__AVAILABLE DATA__:
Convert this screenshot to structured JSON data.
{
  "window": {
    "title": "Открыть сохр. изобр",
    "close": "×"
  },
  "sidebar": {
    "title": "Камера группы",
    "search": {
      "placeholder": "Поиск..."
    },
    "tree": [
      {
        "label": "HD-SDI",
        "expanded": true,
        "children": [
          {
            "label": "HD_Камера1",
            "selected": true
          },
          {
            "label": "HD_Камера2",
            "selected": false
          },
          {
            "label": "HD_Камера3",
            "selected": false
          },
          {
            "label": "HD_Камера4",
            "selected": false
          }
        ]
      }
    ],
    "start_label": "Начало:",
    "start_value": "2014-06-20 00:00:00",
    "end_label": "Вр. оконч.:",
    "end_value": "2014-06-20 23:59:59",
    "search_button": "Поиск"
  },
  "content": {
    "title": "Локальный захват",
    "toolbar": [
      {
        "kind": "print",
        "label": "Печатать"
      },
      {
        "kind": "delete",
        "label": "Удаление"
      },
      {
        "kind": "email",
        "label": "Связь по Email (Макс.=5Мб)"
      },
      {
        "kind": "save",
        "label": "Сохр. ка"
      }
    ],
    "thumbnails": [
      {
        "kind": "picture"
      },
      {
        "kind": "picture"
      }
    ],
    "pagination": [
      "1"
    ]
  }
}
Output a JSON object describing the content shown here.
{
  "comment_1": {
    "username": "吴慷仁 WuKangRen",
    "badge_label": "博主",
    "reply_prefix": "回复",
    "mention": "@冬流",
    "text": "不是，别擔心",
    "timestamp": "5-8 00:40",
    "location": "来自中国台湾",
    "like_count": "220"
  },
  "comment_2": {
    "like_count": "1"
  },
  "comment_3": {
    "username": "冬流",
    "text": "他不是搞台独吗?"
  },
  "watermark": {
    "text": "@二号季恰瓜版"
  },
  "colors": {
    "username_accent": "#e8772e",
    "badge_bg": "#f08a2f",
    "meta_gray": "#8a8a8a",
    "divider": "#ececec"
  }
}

__EXERCISE TASK__: List every line above that holds the word "title".

__RESPONSE BELOW__:
    "title": "Открыть сохр. изобр",
    "title": "Камера группы",
    "title": "Локальный захват",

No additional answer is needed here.